**EXERCISE INSTRUCTIONS**
Quote the records that follow in full and exactly; leave out the pictures.

**Saved entries**
#####

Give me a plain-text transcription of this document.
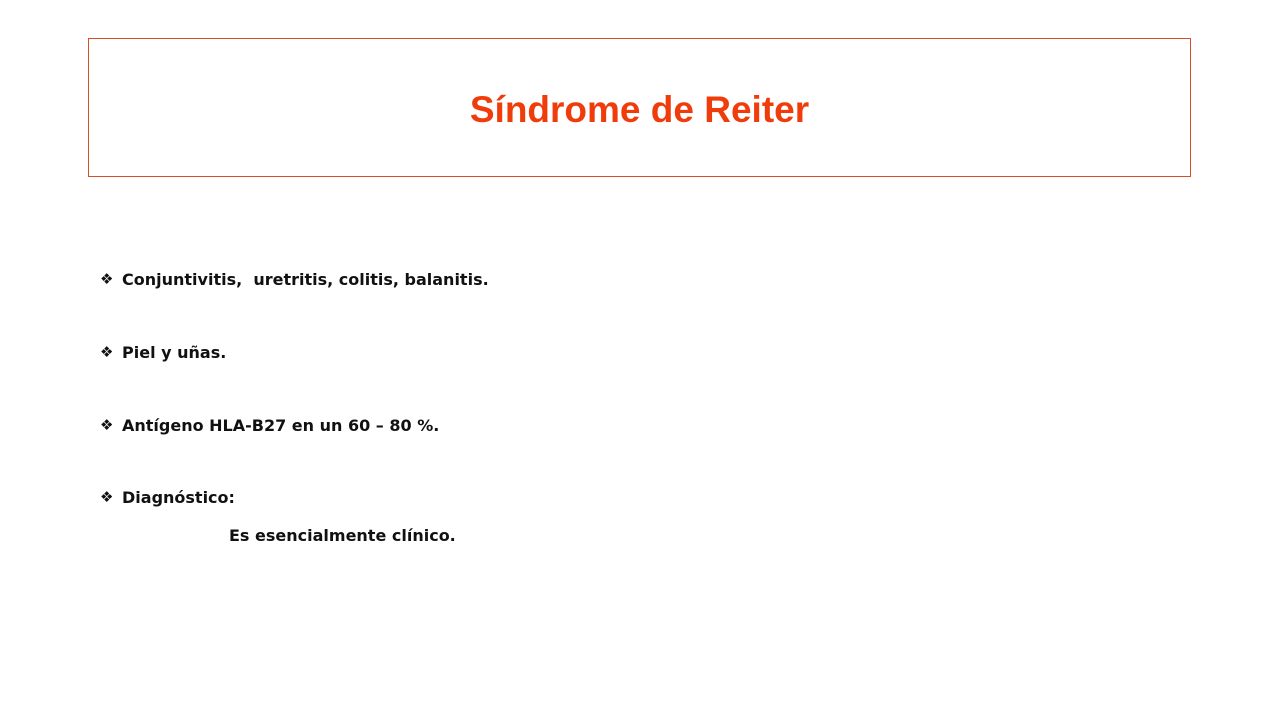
Síndrome de Reiter
❖ Conjuntivitis,  uretritis, colitis, balanitis.
❖ Piel y uñas.
❖ Antígeno HLA-B27 en un 60 – 80 %.
❖ Diagnóstico:
Es esencialmente clínico.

#####

**ANSWER TO THIS TASK**
Give me a plain-text transcription of this document.
Síndrome de Reiter
❖ Conjuntivitis,  uretritis, colitis, balanitis.
❖ Piel y uñas.
❖ Antígeno HLA-B27 en un 60 – 80 %.
❖ Diagnóstico:
Es esencialmente clínico.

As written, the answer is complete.